List each line of the data that holds the string "color", please.
:: DATA IN THIS EXERCISE
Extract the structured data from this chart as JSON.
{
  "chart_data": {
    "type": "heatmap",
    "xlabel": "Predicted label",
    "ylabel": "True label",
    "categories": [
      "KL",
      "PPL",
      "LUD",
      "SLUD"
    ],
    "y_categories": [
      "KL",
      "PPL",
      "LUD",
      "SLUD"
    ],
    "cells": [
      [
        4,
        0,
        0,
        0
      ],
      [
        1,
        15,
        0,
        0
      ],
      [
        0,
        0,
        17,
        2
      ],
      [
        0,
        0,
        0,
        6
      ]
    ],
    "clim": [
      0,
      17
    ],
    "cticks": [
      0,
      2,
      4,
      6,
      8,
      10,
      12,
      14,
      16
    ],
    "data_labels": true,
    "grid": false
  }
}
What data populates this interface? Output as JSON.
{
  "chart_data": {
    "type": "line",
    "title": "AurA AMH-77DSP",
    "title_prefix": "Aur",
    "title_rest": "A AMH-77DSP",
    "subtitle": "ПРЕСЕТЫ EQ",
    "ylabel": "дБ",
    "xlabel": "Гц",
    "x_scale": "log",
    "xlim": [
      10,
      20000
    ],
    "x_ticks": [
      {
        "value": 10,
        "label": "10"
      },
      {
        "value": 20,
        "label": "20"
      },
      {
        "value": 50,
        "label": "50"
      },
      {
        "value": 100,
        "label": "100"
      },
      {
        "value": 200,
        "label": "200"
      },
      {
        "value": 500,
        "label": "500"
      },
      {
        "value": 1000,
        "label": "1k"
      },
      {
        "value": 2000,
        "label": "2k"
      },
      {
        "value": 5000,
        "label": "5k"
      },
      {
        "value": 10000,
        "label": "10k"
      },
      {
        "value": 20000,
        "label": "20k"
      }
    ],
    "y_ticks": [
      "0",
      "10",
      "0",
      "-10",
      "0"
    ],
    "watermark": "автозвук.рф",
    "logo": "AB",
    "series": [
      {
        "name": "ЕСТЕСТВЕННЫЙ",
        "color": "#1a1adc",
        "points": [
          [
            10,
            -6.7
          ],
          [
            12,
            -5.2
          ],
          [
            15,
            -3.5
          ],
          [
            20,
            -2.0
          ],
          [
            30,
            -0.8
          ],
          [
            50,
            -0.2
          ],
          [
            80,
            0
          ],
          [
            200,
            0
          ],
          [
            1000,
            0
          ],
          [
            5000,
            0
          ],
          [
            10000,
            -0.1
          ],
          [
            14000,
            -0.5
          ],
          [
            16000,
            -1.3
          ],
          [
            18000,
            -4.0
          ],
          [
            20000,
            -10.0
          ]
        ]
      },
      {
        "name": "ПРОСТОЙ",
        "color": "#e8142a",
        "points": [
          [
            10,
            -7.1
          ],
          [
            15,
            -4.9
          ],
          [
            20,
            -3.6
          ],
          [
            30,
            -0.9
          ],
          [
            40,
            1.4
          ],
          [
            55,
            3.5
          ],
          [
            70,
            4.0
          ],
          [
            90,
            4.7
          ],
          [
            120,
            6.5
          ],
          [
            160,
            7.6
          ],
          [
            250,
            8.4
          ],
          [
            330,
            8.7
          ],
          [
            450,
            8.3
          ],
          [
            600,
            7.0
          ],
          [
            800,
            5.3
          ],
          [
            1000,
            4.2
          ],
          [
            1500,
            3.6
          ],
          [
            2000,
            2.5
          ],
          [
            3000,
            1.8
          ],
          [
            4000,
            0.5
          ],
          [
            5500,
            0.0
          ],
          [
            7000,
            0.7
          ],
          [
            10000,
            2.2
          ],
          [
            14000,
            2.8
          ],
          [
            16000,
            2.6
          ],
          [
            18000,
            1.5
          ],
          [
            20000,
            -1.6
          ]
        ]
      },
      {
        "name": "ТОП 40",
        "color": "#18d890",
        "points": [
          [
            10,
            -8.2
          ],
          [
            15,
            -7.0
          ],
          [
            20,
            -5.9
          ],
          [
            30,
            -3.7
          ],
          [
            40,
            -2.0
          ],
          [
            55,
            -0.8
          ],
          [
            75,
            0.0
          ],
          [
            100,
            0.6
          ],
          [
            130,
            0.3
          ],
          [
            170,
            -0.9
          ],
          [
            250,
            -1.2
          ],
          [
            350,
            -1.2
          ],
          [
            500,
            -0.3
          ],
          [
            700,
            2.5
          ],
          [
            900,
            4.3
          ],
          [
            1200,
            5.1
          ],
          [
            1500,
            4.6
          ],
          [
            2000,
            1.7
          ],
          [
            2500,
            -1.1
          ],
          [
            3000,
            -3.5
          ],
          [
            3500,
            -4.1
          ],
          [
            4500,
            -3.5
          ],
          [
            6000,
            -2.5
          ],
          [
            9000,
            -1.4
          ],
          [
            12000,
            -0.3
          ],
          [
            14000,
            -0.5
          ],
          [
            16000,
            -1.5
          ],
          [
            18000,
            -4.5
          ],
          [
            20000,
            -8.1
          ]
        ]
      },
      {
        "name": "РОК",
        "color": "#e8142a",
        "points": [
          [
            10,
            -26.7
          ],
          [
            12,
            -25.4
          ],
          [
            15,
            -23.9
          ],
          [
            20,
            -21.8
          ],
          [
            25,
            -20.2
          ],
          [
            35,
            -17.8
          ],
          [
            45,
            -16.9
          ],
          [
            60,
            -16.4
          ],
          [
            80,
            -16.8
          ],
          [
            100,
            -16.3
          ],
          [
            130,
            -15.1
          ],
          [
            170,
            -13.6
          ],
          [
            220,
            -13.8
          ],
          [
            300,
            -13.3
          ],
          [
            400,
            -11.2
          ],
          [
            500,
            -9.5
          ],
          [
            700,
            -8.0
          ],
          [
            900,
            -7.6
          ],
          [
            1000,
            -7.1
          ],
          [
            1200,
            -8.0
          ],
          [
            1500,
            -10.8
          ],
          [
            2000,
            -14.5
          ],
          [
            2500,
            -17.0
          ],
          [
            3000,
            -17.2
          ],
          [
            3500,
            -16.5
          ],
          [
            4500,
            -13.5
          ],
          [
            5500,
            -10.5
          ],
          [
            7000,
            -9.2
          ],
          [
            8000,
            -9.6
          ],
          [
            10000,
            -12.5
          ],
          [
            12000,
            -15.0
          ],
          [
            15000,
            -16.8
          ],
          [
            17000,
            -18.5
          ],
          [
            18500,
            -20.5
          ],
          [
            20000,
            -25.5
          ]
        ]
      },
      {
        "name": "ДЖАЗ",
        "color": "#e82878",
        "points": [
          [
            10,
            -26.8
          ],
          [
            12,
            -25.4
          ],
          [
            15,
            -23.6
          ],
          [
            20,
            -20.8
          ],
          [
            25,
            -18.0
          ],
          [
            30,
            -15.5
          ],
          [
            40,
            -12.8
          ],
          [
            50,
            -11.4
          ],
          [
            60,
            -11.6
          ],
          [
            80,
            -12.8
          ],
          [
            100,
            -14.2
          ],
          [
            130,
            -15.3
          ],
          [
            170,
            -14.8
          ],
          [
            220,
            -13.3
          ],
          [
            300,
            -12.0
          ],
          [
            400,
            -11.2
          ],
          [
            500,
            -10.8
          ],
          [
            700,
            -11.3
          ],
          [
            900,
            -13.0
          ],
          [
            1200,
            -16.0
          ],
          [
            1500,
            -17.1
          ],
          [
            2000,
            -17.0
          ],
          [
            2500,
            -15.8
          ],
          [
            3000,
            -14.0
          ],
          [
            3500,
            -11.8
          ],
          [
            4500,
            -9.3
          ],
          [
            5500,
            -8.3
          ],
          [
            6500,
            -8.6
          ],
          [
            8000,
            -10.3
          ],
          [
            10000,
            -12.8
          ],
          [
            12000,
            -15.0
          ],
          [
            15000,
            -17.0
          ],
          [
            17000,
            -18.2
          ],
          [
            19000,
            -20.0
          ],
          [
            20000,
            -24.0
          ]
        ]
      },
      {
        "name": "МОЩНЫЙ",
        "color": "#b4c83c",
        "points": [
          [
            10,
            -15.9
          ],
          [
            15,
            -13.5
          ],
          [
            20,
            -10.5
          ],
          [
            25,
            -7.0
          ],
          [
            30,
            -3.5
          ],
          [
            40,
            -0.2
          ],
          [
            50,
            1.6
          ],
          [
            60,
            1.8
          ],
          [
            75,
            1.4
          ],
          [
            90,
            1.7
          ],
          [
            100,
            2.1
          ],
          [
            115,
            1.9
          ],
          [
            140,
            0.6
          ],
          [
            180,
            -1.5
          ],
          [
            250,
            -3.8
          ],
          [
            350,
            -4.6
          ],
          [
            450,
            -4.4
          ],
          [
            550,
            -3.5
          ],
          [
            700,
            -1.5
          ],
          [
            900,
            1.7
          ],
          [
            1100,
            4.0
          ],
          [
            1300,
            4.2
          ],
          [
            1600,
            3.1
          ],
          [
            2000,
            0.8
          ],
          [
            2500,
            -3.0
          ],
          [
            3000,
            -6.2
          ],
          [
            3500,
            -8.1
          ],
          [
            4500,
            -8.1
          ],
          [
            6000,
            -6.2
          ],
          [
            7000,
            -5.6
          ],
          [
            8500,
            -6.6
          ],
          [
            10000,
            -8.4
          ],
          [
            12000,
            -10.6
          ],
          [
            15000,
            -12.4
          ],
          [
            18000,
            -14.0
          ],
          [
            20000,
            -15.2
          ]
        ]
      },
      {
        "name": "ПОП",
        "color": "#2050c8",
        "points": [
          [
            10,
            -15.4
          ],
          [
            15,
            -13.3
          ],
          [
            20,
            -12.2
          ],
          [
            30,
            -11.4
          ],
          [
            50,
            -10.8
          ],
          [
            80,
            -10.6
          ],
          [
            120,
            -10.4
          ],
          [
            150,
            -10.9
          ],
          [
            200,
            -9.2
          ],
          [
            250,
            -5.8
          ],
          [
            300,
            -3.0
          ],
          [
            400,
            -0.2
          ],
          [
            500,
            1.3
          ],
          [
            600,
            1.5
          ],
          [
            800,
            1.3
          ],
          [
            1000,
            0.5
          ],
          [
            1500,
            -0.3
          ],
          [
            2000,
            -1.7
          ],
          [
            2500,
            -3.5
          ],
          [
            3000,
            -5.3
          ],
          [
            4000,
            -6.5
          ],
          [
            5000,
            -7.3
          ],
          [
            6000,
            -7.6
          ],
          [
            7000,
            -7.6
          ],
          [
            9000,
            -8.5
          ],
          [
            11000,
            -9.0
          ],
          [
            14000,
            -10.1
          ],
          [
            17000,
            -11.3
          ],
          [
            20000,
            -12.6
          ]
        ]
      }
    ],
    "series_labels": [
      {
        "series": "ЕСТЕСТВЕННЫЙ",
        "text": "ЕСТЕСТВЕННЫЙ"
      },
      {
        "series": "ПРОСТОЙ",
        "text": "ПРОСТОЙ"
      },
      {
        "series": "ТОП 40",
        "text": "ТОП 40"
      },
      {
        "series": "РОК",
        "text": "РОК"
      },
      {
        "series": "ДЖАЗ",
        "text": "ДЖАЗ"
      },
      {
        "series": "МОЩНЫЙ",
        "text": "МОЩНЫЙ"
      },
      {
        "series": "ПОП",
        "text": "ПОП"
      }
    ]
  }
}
::::
OUTPUT OF THE TASK
        "color": "#1a1adc",
        "color": "#e8142a",
        "color": "#18d890",
        "color": "#e8142a",
        "color": "#e82878",
        "color": "#b4c83c",
        "color": "#2050c8",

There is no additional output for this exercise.